____ Material for the task

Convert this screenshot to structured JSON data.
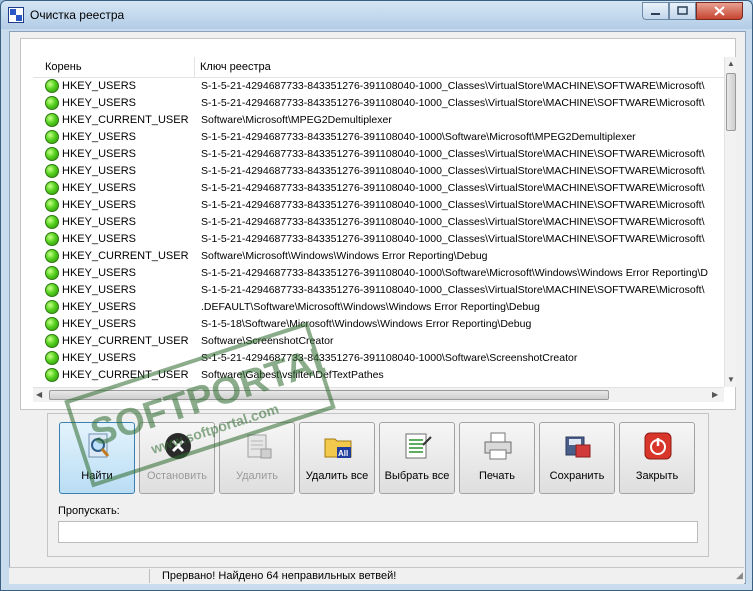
{
  "window": {
    "title": "Очистка реестра"
  },
  "list": {
    "col_root": "Корень",
    "col_key": "Ключ реестра",
    "rows": [
      {
        "root": "HKEY_USERS",
        "key": "S-1-5-21-4294687733-843351276-391108040-1000_Classes\\VirtualStore\\MACHINE\\SOFTWARE\\Microsoft\\"
      },
      {
        "root": "HKEY_USERS",
        "key": "S-1-5-21-4294687733-843351276-391108040-1000_Classes\\VirtualStore\\MACHINE\\SOFTWARE\\Microsoft\\"
      },
      {
        "root": "HKEY_CURRENT_USER",
        "key": "Software\\Microsoft\\MPEG2Demultiplexer"
      },
      {
        "root": "HKEY_USERS",
        "key": "S-1-5-21-4294687733-843351276-391108040-1000\\Software\\Microsoft\\MPEG2Demultiplexer"
      },
      {
        "root": "HKEY_USERS",
        "key": "S-1-5-21-4294687733-843351276-391108040-1000_Classes\\VirtualStore\\MACHINE\\SOFTWARE\\Microsoft\\"
      },
      {
        "root": "HKEY_USERS",
        "key": "S-1-5-21-4294687733-843351276-391108040-1000_Classes\\VirtualStore\\MACHINE\\SOFTWARE\\Microsoft\\"
      },
      {
        "root": "HKEY_USERS",
        "key": "S-1-5-21-4294687733-843351276-391108040-1000_Classes\\VirtualStore\\MACHINE\\SOFTWARE\\Microsoft\\"
      },
      {
        "root": "HKEY_USERS",
        "key": "S-1-5-21-4294687733-843351276-391108040-1000_Classes\\VirtualStore\\MACHINE\\SOFTWARE\\Microsoft\\"
      },
      {
        "root": "HKEY_USERS",
        "key": "S-1-5-21-4294687733-843351276-391108040-1000_Classes\\VirtualStore\\MACHINE\\SOFTWARE\\Microsoft\\"
      },
      {
        "root": "HKEY_USERS",
        "key": "S-1-5-21-4294687733-843351276-391108040-1000_Classes\\VirtualStore\\MACHINE\\SOFTWARE\\Microsoft\\"
      },
      {
        "root": "HKEY_CURRENT_USER",
        "key": "Software\\Microsoft\\Windows\\Windows Error Reporting\\Debug"
      },
      {
        "root": "HKEY_USERS",
        "key": "S-1-5-21-4294687733-843351276-391108040-1000\\Software\\Microsoft\\Windows\\Windows Error Reporting\\D"
      },
      {
        "root": "HKEY_USERS",
        "key": "S-1-5-21-4294687733-843351276-391108040-1000_Classes\\VirtualStore\\MACHINE\\SOFTWARE\\Microsoft\\"
      },
      {
        "root": "HKEY_USERS",
        "key": ".DEFAULT\\Software\\Microsoft\\Windows\\Windows Error Reporting\\Debug"
      },
      {
        "root": "HKEY_USERS",
        "key": "S-1-5-18\\Software\\Microsoft\\Windows\\Windows Error Reporting\\Debug"
      },
      {
        "root": "HKEY_CURRENT_USER",
        "key": "Software\\ScreenshotCreator"
      },
      {
        "root": "HKEY_USERS",
        "key": "S-1-5-21-4294687733-843351276-391108040-1000\\Software\\ScreenshotCreator"
      },
      {
        "root": "HKEY_CURRENT_USER",
        "key": "Software\\Gabest\\vsfilter\\DefTextPathes"
      }
    ]
  },
  "buttons": {
    "find": "Найти",
    "stop": "Остановить",
    "delete": "Удалить",
    "delete_all": "Удалить все",
    "select_all": "Выбрать все",
    "print": "Печать",
    "save": "Сохранить",
    "close": "Закрыть"
  },
  "skip": {
    "label": "Пропускать:",
    "value": ""
  },
  "status": {
    "text": "Прервано! Найдено 64 неправильных ветвей!"
  },
  "watermark": {
    "brand": "SOFTPORTAL",
    "url": "www.softportal.com"
  }
}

________

▸ **What to produce**
Extract every line above containing the word "Windows".

▸ **Task result**
        "key": "Software\\Microsoft\\Windows\\Windows Error Reporting\\Debug"
        "key": "S-1-5-21-4294687733-843351276-391108040-1000\\Software\\Microsoft\\Windows\\Windows Error Reporting\\D"
        "key": ".DEFAULT\\Software\\Microsoft\\Windows\\Windows Error Reporting\\Debug"
        "key": "S-1-5-18\\Software\\Microsoft\\Windows\\Windows Error Reporting\\Debug"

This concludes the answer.